#### SOURCE DATA
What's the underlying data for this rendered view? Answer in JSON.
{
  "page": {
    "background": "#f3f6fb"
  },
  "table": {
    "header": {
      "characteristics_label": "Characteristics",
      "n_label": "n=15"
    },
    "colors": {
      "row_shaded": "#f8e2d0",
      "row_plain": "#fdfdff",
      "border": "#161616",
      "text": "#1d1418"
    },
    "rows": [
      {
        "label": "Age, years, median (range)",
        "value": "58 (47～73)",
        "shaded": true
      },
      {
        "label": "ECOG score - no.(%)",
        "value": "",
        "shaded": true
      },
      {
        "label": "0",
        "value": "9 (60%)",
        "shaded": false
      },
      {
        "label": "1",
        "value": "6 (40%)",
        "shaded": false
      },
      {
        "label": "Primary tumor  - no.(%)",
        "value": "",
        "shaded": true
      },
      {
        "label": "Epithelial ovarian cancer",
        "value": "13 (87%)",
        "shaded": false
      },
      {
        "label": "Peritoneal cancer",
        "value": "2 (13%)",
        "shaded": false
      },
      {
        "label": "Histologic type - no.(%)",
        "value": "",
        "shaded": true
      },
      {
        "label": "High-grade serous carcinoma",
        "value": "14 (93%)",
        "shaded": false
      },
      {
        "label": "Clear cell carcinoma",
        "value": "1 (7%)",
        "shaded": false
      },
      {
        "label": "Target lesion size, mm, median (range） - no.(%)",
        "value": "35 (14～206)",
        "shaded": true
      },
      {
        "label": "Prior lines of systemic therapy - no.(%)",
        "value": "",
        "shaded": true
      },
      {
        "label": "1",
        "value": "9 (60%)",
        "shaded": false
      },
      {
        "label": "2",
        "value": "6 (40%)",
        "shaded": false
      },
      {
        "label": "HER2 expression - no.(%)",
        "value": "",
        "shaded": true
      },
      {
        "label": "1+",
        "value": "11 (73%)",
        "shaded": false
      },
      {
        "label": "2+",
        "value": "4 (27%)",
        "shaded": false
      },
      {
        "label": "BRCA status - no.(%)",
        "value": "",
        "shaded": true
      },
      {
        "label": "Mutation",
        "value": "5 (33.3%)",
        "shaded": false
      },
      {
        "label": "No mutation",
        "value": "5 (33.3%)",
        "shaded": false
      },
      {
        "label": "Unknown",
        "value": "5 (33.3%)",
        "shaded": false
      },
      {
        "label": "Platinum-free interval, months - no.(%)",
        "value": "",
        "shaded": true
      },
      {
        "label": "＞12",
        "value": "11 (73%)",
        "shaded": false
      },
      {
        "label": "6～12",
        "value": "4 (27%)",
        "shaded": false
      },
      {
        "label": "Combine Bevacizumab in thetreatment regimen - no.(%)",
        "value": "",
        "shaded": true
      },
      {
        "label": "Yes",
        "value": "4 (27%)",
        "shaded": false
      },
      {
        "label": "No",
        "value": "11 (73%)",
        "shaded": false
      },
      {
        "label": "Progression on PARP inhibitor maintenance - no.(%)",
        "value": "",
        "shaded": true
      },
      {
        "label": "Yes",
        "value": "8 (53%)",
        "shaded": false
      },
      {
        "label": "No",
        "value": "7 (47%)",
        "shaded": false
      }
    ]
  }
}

#### TASK ITEM
In the entries above, find each line with the word "range" and return it.

#### RESULT OF THIS TASK
        "label": "Age, years, median (range)",
        "label": "Target lesion size, mm, median (range） - no.(%)",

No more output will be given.